Exercise goal:
Gather every line below where "تفسير" appears.

==== Rows ====

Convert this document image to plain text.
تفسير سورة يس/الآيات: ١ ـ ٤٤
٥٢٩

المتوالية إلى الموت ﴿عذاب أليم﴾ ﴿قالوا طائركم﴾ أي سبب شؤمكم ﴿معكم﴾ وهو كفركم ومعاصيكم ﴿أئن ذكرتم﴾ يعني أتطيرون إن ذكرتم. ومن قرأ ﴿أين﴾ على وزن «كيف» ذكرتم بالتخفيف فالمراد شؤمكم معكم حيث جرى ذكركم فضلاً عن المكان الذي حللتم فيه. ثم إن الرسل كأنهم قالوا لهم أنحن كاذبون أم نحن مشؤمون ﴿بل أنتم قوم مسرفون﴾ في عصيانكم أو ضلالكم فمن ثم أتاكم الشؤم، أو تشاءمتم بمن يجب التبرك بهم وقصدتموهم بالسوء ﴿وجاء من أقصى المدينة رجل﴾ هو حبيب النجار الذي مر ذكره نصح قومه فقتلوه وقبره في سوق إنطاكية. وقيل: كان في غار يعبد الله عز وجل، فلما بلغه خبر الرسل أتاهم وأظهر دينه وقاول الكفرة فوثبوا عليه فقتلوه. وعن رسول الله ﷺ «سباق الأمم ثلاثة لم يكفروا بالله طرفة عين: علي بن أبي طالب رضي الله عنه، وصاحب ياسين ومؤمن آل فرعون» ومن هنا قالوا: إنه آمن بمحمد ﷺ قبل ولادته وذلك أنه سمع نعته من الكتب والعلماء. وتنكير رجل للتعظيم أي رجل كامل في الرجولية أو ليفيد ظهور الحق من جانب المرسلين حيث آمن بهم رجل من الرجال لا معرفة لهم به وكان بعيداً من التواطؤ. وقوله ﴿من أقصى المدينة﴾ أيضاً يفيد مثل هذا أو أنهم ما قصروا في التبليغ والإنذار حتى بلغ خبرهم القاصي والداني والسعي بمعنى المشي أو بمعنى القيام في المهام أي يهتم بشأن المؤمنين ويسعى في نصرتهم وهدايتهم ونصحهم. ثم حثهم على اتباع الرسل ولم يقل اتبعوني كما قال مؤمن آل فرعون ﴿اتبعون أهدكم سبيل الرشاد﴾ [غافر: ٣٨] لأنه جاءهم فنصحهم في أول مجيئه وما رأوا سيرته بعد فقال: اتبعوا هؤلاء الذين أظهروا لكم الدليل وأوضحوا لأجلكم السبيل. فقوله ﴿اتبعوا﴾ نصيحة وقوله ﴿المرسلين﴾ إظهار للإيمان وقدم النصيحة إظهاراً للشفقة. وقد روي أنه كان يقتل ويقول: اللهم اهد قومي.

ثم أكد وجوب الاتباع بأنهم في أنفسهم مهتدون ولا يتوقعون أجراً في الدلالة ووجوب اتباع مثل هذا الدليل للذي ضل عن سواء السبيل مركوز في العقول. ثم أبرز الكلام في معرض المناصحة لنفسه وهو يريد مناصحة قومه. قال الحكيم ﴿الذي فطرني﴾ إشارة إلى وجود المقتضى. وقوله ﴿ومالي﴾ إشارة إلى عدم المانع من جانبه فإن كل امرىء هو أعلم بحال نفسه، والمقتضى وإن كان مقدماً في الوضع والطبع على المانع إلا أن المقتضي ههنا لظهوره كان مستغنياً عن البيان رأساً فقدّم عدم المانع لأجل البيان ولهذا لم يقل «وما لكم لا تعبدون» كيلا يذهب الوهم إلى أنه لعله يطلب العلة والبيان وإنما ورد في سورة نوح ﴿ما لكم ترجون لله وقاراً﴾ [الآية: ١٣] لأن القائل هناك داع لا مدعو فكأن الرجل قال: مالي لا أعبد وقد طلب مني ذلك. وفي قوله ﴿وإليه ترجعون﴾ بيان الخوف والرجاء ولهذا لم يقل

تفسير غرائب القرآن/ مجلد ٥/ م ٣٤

====

Complete answer:
تفسير سورة يس/الآيات: ١ ـ ٤٤
تفسير غرائب القرآن/ مجلد ٥/ م ٣٤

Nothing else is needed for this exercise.